> Prompt: Give nothing except the number of lines containing the word "xlabel".

(Items from a dataset)
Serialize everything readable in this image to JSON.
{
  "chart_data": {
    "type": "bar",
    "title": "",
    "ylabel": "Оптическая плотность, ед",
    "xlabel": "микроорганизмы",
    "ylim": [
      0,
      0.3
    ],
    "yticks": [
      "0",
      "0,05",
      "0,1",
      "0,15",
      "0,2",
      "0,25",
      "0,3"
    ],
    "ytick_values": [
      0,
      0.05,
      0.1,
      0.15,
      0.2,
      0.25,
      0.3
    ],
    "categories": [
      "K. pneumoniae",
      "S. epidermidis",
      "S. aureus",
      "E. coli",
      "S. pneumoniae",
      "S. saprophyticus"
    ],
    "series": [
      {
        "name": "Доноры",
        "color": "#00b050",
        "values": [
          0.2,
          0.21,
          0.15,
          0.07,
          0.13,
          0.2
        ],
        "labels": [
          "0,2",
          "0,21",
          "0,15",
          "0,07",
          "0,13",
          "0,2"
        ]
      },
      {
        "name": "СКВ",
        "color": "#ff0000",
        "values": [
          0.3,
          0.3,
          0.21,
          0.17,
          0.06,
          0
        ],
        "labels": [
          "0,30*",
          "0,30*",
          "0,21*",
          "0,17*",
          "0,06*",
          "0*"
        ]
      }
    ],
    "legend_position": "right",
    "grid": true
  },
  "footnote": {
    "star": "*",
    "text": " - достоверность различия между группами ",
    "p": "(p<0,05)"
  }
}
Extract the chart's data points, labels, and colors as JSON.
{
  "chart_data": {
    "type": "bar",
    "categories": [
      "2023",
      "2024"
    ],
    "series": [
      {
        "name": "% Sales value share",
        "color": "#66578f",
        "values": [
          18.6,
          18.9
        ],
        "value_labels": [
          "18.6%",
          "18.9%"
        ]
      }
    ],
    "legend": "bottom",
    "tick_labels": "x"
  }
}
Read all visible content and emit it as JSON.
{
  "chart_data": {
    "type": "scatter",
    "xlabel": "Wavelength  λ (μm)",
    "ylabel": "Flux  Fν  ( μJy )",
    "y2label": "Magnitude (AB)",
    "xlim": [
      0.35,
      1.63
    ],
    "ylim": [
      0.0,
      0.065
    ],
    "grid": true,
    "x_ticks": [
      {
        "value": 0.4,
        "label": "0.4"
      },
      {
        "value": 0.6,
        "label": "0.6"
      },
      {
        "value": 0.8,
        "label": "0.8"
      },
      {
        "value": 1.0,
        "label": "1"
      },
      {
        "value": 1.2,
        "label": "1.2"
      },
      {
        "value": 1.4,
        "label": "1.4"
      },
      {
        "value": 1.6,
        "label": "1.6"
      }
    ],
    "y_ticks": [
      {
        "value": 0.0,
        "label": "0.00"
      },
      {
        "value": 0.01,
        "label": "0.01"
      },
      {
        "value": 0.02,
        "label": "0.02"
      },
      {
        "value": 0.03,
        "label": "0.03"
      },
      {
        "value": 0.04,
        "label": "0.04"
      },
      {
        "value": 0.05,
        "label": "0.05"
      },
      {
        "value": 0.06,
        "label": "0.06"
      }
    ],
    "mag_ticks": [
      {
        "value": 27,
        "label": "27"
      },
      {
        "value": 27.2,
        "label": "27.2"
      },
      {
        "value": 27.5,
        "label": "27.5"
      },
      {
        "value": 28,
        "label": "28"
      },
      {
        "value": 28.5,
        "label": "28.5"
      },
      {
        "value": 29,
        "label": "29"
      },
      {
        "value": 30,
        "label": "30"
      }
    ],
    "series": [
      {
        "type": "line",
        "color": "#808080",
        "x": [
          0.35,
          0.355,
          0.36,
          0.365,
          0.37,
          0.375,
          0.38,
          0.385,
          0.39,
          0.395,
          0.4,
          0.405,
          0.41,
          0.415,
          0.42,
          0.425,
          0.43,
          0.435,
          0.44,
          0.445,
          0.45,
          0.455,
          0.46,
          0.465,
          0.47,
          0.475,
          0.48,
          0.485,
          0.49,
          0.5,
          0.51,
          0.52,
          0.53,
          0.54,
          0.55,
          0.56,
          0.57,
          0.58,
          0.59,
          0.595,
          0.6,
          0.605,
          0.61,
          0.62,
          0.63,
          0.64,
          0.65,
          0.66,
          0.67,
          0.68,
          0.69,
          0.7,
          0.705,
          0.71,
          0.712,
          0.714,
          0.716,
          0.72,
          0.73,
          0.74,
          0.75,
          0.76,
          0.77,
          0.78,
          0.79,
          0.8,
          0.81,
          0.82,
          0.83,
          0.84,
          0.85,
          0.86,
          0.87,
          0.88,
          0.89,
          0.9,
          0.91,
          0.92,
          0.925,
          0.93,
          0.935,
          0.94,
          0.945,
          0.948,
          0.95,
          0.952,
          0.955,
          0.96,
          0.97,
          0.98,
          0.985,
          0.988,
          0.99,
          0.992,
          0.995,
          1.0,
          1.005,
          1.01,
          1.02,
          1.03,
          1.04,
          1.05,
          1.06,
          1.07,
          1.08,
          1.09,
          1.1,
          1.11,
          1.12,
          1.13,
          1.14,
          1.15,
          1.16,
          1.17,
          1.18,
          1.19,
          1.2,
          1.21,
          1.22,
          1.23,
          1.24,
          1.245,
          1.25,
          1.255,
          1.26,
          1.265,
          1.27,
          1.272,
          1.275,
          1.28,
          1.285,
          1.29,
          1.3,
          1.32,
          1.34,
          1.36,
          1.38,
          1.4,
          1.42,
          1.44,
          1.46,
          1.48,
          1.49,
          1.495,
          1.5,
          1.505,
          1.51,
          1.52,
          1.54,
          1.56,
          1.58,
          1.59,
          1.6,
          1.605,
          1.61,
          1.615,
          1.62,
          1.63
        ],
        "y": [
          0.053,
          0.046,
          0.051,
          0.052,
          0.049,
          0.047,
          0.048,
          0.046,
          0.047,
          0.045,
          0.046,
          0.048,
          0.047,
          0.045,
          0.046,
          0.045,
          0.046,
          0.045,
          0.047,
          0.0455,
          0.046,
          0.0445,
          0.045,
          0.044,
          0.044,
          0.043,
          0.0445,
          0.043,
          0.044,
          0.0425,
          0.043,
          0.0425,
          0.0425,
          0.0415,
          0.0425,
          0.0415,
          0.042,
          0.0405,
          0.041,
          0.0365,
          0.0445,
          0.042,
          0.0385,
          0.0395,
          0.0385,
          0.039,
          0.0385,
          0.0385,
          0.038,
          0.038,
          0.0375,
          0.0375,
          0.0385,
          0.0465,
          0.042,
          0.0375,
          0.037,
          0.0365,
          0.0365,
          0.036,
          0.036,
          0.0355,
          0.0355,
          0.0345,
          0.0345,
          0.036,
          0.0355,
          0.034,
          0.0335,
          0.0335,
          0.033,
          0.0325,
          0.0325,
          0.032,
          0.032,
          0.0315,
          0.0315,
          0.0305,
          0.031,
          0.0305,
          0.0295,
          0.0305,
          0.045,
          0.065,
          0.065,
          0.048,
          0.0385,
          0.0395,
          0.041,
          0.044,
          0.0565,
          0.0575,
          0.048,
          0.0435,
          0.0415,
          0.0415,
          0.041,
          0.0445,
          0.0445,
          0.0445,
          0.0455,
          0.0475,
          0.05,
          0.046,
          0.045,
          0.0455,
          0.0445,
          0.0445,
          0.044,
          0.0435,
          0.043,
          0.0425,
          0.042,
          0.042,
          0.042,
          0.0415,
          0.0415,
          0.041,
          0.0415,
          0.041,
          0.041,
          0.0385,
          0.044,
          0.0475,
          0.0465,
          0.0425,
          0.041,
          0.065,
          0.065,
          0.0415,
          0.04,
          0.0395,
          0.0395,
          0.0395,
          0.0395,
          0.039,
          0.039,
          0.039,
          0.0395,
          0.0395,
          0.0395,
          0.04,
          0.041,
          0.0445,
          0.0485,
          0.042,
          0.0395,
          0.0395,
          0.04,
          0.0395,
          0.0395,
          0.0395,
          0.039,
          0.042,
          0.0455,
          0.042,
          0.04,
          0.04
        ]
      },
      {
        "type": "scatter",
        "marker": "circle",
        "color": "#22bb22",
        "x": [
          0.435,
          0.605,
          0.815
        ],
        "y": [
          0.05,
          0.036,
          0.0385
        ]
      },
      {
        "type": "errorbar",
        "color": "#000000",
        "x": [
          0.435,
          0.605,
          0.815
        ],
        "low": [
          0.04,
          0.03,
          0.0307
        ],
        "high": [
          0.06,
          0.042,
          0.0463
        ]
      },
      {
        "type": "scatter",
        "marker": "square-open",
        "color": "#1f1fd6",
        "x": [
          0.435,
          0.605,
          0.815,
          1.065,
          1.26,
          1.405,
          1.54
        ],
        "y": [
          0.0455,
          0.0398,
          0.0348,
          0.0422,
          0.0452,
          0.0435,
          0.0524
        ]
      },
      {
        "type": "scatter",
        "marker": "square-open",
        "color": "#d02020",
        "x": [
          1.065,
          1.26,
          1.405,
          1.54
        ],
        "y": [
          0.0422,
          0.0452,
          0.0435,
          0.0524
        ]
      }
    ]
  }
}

> Task answer: 2